__Entries__.
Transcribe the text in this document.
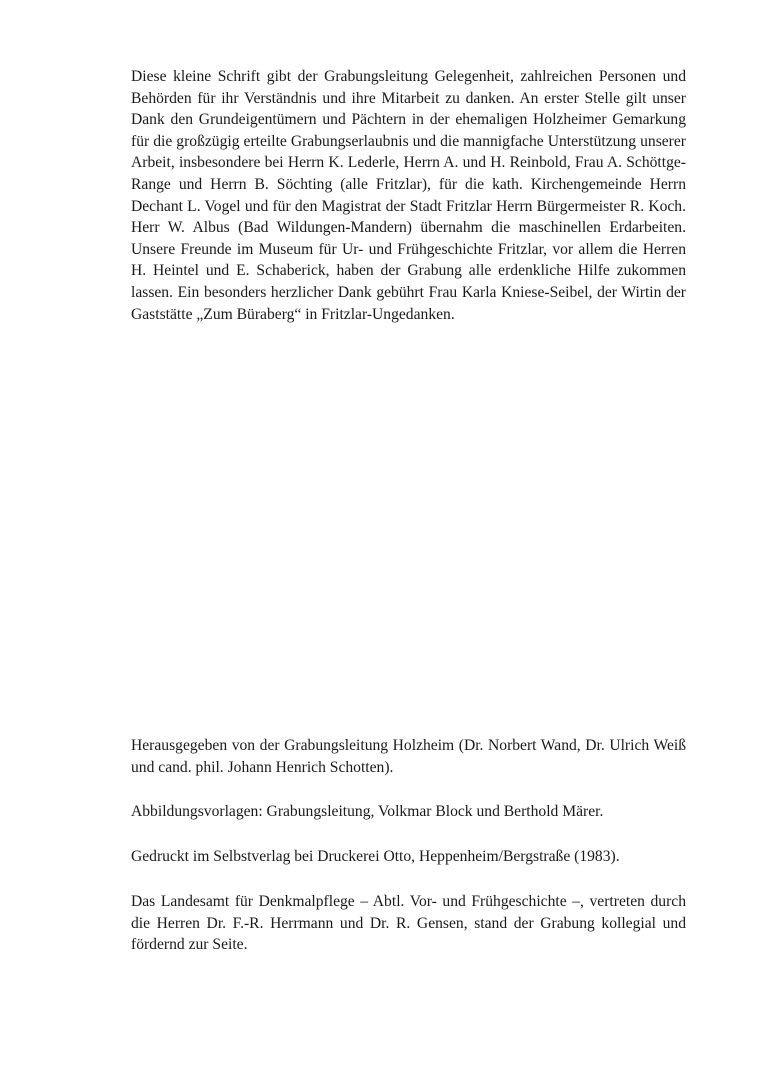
Diese kleine Schrift gibt der Grabungsleitung Gelegenheit, zahlreichen Personen und Behörden für ihr Verständnis und ihre Mitarbeit zu danken. An erster Stelle gilt unser Dank den Grundeigentümern und Pächtern in der ehemaligen Holzheimer Gemarkung für die großzügig erteilte Grabungserlaubnis und die mannigfache Unterstützung unserer Arbeit, insbesondere bei Herrn K. Lederle, Herrn A. und H. Reinbold, Frau A. Schöttge-Range und Herrn B. Söchting (alle Fritzlar), für die kath. Kirchengemeinde Herrn Dechant L. Vogel und für den Magistrat der Stadt Fritzlar Herrn Bürgermeister R. Koch. Herr W. Albus (Bad Wildungen-Mandern) übernahm die maschinellen Erdarbeiten. Unsere Freunde im Museum für Ur- und Frühgeschichte Fritzlar, vor allem die Herren H. Heintel und E. Schaberick, haben der Grabung alle erdenkliche Hilfe zukommen lassen. Ein besonders herzlicher Dank gebührt Frau Karla Kniese-Seibel, der Wirtin der Gaststätte „Zum Büraberg“ in Fritzlar-Ungedanken.

Herausgegeben von der Grabungsleitung Holzheim (Dr. Norbert Wand, Dr. Ulrich Weiß und cand. phil. Johann Henrich Schotten).

Abbildungsvorlagen: Grabungsleitung, Volkmar Block und Berthold Märer.

Gedruckt im Selbstverlag bei Druckerei Otto, Heppenheim/Bergstraße (1983).

Das Landesamt für Denkmalpflege – Abtl. Vor- und Frühgeschichte –, vertreten durch die Herren Dr. F.-R. Herrmann und Dr. R. Gensen, stand der Grabung kollegial und fördernd zur Seite.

__Problem details__. Print the records word for word and exclude any picture they hold.

__Final answer__.
Transcribe the text in this document.
Diese kleine Schrift gibt der Grabungsleitung Gelegenheit, zahlreichen Personen und Behörden für ihr Verständnis und ihre Mitarbeit zu danken. An erster Stelle gilt unser Dank den Grundeigentümern und Pächtern in der ehemaligen Holzheimer Gemarkung für die großzügig erteilte Grabungserlaubnis und die mannigfache Unterstützung unserer Arbeit, insbesondere bei Herrn K. Lederle, Herrn A. und H. Reinbold, Frau A. Schöttge-Range und Herrn B. Söchting (alle Fritzlar), für die kath. Kirchengemeinde Herrn Dechant L. Vogel und für den Magistrat der Stadt Fritzlar Herrn Bürgermeister R. Koch. Herr W. Albus (Bad Wildungen-Mandern) übernahm die maschinellen Erdarbeiten. Unsere Freunde im Museum für Ur- und Frühgeschichte Fritzlar, vor allem die Herren H. Heintel und E. Schaberick, haben der Grabung alle erdenkliche Hilfe zukommen lassen. Ein besonders herzlicher Dank gebührt Frau Karla Kniese-Seibel, der Wirtin der Gaststätte „Zum Büraberg“ in Fritzlar-Ungedanken.

Herausgegeben von der Grabungsleitung Holzheim (Dr. Norbert Wand, Dr. Ulrich Weiß und cand. phil. Johann Henrich Schotten).

Abbildungsvorlagen: Grabungsleitung, Volkmar Block und Berthold Märer.

Gedruckt im Selbstverlag bei Druckerei Otto, Heppenheim/Bergstraße (1983).

Das Landesamt für Denkmalpflege – Abtl. Vor- und Frühgeschichte –, vertreten durch die Herren Dr. F.-R. Herrmann und Dr. R. Gensen, stand der Grabung kollegial und fördernd zur Seite.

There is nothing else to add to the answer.